:: DO THIS ::
Quote every entry word for word.

# # # #

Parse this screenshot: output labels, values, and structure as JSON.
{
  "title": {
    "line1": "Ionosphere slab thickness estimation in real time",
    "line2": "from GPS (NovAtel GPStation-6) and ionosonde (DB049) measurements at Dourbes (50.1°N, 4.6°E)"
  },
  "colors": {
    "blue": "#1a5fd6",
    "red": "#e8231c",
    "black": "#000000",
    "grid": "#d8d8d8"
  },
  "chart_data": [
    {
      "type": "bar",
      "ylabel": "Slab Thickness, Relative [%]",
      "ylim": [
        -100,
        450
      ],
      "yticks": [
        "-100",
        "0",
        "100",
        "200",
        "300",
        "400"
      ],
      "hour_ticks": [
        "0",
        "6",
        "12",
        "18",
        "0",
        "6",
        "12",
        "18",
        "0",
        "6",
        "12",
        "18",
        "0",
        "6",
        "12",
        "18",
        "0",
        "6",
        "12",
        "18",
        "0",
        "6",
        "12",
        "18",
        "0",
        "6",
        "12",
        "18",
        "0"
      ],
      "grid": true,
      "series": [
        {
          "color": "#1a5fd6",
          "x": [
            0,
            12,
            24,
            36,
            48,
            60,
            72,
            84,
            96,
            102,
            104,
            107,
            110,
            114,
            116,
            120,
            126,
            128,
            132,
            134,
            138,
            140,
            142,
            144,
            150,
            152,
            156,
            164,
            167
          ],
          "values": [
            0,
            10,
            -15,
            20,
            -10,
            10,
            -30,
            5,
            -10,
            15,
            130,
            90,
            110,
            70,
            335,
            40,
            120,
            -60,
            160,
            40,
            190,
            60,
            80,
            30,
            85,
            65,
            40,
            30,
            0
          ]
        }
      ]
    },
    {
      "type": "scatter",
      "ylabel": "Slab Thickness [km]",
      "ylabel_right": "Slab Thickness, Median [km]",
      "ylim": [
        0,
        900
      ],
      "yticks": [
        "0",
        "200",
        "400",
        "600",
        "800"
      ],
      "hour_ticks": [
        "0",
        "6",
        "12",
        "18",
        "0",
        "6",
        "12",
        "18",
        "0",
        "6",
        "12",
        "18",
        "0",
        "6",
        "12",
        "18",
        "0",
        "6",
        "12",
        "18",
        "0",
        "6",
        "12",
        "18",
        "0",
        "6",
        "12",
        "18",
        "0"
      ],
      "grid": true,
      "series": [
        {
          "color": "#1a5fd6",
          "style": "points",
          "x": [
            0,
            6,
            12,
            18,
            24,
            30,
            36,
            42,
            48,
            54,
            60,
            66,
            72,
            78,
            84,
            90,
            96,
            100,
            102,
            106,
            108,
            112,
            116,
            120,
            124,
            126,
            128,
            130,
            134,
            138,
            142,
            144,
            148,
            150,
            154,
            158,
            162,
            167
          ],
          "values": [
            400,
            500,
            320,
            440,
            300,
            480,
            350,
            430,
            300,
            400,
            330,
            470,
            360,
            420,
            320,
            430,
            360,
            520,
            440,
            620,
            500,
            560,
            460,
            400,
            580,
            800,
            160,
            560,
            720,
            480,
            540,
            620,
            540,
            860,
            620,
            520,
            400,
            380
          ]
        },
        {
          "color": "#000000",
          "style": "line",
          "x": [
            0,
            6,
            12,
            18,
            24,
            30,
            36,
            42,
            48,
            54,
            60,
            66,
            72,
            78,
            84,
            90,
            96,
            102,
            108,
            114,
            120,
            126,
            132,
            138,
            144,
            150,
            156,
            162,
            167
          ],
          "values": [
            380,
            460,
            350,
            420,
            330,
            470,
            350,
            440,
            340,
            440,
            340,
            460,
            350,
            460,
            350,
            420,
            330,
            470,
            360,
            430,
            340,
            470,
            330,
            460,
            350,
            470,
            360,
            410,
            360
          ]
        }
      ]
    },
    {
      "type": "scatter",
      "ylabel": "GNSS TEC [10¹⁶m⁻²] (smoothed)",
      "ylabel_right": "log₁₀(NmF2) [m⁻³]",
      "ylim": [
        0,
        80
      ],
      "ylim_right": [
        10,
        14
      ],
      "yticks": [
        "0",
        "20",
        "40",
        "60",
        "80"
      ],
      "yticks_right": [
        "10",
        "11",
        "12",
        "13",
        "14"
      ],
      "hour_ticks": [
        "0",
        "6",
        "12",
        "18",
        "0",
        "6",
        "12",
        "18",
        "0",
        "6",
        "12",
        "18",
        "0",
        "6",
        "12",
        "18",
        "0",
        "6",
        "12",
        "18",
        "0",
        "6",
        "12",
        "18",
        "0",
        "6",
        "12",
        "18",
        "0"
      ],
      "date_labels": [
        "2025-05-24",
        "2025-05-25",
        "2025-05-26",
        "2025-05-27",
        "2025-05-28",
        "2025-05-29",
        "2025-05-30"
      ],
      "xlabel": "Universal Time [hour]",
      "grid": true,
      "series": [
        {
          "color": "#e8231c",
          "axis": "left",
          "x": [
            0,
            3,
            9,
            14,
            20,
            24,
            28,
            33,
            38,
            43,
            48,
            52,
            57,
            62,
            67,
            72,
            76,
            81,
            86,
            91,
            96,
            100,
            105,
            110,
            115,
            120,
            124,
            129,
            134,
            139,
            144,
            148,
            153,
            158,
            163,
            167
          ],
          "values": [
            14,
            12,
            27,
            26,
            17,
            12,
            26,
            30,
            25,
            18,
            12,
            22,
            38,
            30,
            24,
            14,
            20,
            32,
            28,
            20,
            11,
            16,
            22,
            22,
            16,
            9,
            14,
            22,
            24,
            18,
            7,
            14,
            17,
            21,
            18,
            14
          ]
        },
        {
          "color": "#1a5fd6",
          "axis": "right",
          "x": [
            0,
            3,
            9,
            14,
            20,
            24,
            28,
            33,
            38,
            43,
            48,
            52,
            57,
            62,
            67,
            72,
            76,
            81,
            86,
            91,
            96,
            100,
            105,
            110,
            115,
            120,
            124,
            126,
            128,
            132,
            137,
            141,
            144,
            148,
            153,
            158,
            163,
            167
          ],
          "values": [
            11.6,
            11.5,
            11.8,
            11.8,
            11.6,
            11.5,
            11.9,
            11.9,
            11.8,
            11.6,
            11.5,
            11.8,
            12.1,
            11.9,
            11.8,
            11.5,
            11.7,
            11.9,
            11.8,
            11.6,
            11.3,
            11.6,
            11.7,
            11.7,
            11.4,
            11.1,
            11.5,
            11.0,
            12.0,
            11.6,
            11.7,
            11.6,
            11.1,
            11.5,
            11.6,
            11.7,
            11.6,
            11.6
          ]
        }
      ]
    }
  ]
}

# # # #

:: WRITTEN REPLY ::
Parse this screenshot: output labels, values, and structure as JSON.
{
  "title": {
    "line1": "Ionosphere slab thickness estimation in real time",
    "line2": "from GPS (NovAtel GPStation-6) and ionosonde (DB049) measurements at Dourbes (50.1°N, 4.6°E)"
  },
  "colors": {
    "blue": "#1a5fd6",
    "red": "#e8231c",
    "black": "#000000",
    "grid": "#d8d8d8"
  },
  "chart_data": [
    {
      "type": "bar",
      "ylabel": "Slab Thickness, Relative [%]",
      "ylim": [
        -100,
        450
      ],
      "yticks": [
        "-100",
        "0",
        "100",
        "200",
        "300",
        "400"
      ],
      "hour_ticks": [
        "0",
        "6",
        "12",
        "18",
        "0",
        "6",
        "12",
        "18",
        "0",
        "6",
        "12",
        "18",
        "0",
        "6",
        "12",
        "18",
        "0",
        "6",
        "12",
        "18",
        "0",
        "6",
        "12",
        "18",
        "0",
        "6",
        "12",
        "18",
        "0"
      ],
      "grid": true,
      "series": [
        {
          "color": "#1a5fd6",
          "x": [
            0,
            12,
            24,
            36,
            48,
            60,
            72,
            84,
            96,
            102,
            104,
            107,
            110,
            114,
            116,
            120,
            126,
            128,
            132,
            134,
            138,
            140,
            142,
            144,
            150,
            152,
            156,
            164,
            167
          ],
          "values": [
            0,
            10,
            -15,
            20,
            -10,
            10,
            -30,
            5,
            -10,
            15,
            130,
            90,
            110,
            70,
            335,
            40,
            120,
            -60,
            160,
            40,
            190,
            60,
            80,
            30,
            85,
            65,
            40,
            30,
            0
          ]
        }
      ]
    },
    {
      "type": "scatter",
      "ylabel": "Slab Thickness [km]",
      "ylabel_right": "Slab Thickness, Median [km]",
      "ylim": [
        0,
        900
      ],
      "yticks": [
        "0",
        "200",
        "400",
        "600",
        "800"
      ],
      "hour_ticks": [
        "0",
        "6",
        "12",
        "18",
        "0",
        "6",
        "12",
        "18",
        "0",
        "6",
        "12",
        "18",
        "0",
        "6",
        "12",
        "18",
        "0",
        "6",
        "12",
        "18",
        "0",
        "6",
        "12",
        "18",
        "0",
        "6",
        "12",
        "18",
        "0"
      ],
      "grid": true,
      "series": [
        {
          "color": "#1a5fd6",
          "style": "points",
          "x": [
            0,
            6,
            12,
            18,
            24,
            30,
            36,
            42,
            48,
            54,
            60,
            66,
            72,
            78,
            84,
            90,
            96,
            100,
            102,
            106,
            108,
            112,
            116,
            120,
            124,
            126,
            128,
            130,
            134,
            138,
            142,
            144,
            148,
            150,
            154,
            158,
            162,
            167
          ],
          "values": [
            400,
            500,
            320,
            440,
            300,
            480,
            350,
            430,
            300,
            400,
            330,
            470,
            360,
            420,
            320,
            430,
            360,
            520,
            440,
            620,
            500,
            560,
            460,
            400,
            580,
            800,
            160,
            560,
            720,
            480,
            540,
            620,
            540,
            860,
            620,
            520,
            400,
            380
          ]
        },
        {
          "color": "#000000",
          "style": "line",
          "x": [
            0,
            6,
            12,
            18,
            24,
            30,
            36,
            42,
            48,
            54,
            60,
            66,
            72,
            78,
            84,
            90,
            96,
            102,
            108,
            114,
            120,
            126,
            132,
            138,
            144,
            150,
            156,
            162,
            167
          ],
          "values": [
            380,
            460,
            350,
            420,
            330,
            470,
            350,
            440,
            340,
            440,
            340,
            460,
            350,
            460,
            350,
            420,
            330,
            470,
            360,
            430,
            340,
            470,
            330,
            460,
            350,
            470,
            360,
            410,
            360
          ]
        }
      ]
    },
    {
      "type": "scatter",
      "ylabel": "GNSS TEC [10¹⁶m⁻²] (smoothed)",
      "ylabel_right": "log₁₀(NmF2) [m⁻³]",
      "ylim": [
        0,
        80
      ],
      "ylim_right": [
        10,
        14
      ],
      "yticks": [
        "0",
        "20",
        "40",
        "60",
        "80"
      ],
      "yticks_right": [
        "10",
        "11",
        "12",
        "13",
        "14"
      ],
      "hour_ticks": [
        "0",
        "6",
        "12",
        "18",
        "0",
        "6",
        "12",
        "18",
        "0",
        "6",
        "12",
        "18",
        "0",
        "6",
        "12",
        "18",
        "0",
        "6",
        "12",
        "18",
        "0",
        "6",
        "12",
        "18",
        "0",
        "6",
        "12",
        "18",
        "0"
      ],
      "date_labels": [
        "2025-05-24",
        "2025-05-25",
        "2025-05-26",
        "2025-05-27",
        "2025-05-28",
        "2025-05-29",
        "2025-05-30"
      ],
      "xlabel": "Universal Time [hour]",
      "grid": true,
      "series": [
        {
          "color": "#e8231c",
          "axis": "left",
          "x": [
            0,
            3,
            9,
            14,
            20,
            24,
            28,
            33,
            38,
            43,
            48,
            52,
            57,
            62,
            67,
            72,
            76,
            81,
            86,
            91,
            96,
            100,
            105,
            110,
            115,
            120,
            124,
            129,
            134,
            139,
            144,
            148,
            153,
            158,
            163,
            167
          ],
          "values": [
            14,
            12,
            27,
            26,
            17,
            12,
            26,
            30,
            25,
            18,
            12,
            22,
            38,
            30,
            24,
            14,
            20,
            32,
            28,
            20,
            11,
            16,
            22,
            22,
            16,
            9,
            14,
            22,
            24,
            18,
            7,
            14,
            17,
            21,
            18,
            14
          ]
        },
        {
          "color": "#1a5fd6",
          "axis": "right",
          "x": [
            0,
            3,
            9,
            14,
            20,
            24,
            28,
            33,
            38,
            43,
            48,
            52,
            57,
            62,
            67,
            72,
            76,
            81,
            86,
            91,
            96,
            100,
            105,
            110,
            115,
            120,
            124,
            126,
            128,
            132,
            137,
            141,
            144,
            148,
            153,
            158,
            163,
            167
          ],
          "values": [
            11.6,
            11.5,
            11.8,
            11.8,
            11.6,
            11.5,
            11.9,
            11.9,
            11.8,
            11.6,
            11.5,
            11.8,
            12.1,
            11.9,
            11.8,
            11.5,
            11.7,
            11.9,
            11.8,
            11.6,
            11.3,
            11.6,
            11.7,
            11.7,
            11.4,
            11.1,
            11.5,
            11.0,
            12.0,
            11.6,
            11.7,
            11.6,
            11.1,
            11.5,
            11.6,
            11.7,
            11.6,
            11.6
          ]
        }
      ]
    }
  ]
}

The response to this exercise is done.